Task objective =>
Show each line of the data below that has the string "多元创新" in it.

Provided data =>
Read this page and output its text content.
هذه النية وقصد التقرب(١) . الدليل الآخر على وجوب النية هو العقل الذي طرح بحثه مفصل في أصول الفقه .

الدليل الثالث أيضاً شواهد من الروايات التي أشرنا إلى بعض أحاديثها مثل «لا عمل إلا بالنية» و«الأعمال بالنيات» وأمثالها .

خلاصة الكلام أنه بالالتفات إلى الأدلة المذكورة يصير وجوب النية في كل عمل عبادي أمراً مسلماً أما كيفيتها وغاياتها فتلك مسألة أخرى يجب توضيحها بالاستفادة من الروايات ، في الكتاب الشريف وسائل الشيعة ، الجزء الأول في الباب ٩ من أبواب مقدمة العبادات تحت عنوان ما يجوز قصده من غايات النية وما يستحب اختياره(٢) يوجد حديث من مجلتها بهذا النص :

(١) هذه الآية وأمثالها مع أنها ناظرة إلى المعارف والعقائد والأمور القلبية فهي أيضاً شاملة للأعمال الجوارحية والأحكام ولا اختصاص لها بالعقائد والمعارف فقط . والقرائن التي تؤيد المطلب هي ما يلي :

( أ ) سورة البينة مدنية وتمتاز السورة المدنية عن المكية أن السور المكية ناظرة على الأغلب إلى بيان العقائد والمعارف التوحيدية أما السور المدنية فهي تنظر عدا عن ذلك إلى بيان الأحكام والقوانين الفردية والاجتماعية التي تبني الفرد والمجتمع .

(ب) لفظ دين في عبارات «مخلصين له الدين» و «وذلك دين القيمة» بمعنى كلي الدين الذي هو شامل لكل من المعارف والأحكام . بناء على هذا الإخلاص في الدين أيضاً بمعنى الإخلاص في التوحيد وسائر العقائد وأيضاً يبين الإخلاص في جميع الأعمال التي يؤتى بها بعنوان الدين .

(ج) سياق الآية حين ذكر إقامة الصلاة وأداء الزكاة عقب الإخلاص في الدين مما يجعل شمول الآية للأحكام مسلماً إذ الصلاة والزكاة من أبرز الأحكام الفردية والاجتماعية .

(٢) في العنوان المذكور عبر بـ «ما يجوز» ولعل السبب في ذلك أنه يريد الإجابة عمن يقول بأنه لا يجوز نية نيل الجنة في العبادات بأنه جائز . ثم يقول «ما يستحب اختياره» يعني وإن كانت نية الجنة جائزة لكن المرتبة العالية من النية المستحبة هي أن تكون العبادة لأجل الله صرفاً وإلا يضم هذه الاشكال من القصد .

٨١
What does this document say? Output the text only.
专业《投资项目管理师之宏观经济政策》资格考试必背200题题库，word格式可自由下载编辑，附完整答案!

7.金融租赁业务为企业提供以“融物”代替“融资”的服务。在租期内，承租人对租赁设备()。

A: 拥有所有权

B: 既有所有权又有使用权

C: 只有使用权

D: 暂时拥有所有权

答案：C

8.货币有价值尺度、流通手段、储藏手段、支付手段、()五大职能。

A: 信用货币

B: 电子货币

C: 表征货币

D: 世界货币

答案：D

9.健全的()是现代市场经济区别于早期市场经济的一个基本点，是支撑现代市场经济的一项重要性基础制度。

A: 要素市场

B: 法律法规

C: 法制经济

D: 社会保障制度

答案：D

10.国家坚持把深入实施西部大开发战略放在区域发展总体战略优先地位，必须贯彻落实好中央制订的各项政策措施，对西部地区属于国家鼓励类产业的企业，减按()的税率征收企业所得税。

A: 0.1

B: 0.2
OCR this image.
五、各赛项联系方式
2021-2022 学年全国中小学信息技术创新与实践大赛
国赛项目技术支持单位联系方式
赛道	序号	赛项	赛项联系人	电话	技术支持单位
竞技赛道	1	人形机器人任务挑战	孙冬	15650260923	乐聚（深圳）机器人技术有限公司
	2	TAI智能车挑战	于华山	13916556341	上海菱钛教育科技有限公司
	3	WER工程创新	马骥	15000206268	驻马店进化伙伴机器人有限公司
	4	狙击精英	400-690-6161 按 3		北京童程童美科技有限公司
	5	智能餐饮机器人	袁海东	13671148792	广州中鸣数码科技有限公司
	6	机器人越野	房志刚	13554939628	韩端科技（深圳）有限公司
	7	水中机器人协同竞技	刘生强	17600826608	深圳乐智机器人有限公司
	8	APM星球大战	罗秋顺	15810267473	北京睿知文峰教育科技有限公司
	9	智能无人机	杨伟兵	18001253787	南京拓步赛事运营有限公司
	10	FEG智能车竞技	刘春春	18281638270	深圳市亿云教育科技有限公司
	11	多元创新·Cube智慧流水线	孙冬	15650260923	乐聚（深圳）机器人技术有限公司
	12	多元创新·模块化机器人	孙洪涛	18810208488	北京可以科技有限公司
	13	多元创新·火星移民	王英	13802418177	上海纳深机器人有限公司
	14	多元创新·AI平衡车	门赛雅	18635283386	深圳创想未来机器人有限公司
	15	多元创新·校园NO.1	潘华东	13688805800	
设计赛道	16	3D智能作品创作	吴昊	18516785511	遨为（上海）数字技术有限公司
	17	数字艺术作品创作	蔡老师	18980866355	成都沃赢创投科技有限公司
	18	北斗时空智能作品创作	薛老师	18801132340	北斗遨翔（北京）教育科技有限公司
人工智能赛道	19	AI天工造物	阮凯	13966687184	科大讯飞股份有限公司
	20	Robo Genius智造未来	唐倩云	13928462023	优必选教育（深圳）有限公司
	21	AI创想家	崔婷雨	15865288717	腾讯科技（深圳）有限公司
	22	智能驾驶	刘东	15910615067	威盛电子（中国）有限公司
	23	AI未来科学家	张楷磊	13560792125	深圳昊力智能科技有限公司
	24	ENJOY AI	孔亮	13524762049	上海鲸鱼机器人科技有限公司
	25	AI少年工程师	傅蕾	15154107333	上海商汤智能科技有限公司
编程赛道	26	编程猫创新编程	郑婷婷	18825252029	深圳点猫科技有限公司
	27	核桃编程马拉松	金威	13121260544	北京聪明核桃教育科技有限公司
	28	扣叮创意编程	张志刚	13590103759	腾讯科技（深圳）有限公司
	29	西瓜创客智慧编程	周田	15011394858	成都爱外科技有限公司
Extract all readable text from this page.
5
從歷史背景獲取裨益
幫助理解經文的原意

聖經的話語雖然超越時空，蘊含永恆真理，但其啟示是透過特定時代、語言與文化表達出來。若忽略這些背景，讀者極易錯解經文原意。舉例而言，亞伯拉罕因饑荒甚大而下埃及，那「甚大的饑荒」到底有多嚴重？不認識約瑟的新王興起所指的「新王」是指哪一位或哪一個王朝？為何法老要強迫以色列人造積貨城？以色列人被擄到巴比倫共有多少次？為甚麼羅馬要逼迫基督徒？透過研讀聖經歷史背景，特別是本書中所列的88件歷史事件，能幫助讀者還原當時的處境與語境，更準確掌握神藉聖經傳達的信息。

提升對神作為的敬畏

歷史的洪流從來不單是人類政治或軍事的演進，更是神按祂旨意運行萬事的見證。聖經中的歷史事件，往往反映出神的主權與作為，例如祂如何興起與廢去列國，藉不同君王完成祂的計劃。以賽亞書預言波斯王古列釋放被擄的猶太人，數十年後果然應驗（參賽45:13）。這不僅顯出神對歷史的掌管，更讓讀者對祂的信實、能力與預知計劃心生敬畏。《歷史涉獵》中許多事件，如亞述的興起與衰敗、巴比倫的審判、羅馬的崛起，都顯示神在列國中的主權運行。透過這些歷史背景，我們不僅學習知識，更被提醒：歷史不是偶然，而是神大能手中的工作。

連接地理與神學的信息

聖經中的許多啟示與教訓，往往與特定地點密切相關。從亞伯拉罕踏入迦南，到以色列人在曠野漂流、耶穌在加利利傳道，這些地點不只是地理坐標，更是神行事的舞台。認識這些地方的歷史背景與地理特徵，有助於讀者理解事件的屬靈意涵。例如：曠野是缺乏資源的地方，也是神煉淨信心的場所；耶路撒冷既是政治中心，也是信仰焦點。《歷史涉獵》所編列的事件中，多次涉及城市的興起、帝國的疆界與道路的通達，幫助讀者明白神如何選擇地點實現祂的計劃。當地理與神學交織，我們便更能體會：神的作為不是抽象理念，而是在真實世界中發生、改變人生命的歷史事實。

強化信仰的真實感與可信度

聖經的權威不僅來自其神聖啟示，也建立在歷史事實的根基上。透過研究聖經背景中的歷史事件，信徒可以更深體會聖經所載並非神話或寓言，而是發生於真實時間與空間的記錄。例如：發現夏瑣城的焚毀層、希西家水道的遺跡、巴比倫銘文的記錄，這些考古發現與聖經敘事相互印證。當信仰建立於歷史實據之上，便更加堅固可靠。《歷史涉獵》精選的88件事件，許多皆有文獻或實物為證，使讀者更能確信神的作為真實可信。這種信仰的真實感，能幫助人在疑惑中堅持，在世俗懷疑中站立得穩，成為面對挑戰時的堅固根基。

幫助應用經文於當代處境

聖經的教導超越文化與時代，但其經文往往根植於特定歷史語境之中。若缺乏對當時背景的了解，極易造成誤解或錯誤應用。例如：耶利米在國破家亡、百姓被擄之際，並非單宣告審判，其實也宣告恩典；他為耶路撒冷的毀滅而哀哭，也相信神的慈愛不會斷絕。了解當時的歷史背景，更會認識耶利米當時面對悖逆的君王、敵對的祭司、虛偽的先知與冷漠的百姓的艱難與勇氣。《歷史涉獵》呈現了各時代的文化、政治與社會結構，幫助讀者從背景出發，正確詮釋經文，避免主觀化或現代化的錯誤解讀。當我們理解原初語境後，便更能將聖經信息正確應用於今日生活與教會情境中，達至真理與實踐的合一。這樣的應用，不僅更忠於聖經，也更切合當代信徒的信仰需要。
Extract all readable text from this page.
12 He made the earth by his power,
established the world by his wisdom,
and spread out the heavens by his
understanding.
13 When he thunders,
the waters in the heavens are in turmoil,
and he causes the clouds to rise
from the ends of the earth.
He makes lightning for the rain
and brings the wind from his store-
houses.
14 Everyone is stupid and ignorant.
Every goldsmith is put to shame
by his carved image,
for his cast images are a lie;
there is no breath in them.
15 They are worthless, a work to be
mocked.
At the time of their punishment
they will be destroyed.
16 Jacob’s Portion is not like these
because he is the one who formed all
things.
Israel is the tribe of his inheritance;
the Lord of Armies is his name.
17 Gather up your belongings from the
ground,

Reply =>
	11	多元创新·Cube智慧流水线	孙冬	15650260923	乐聚（深圳）机器人技术有限公司
	12	多元创新·模块化机器人	孙洪涛	18810208488	北京可以科技有限公司
	13	多元创新·火星移民	王英	13802418177	上海纳深机器人有限公司
	14	多元创新·AI平衡车	门赛雅	18635283386	深圳创想未来机器人有限公司
	15	多元创新·校园NO.1	潘华东	13688805800	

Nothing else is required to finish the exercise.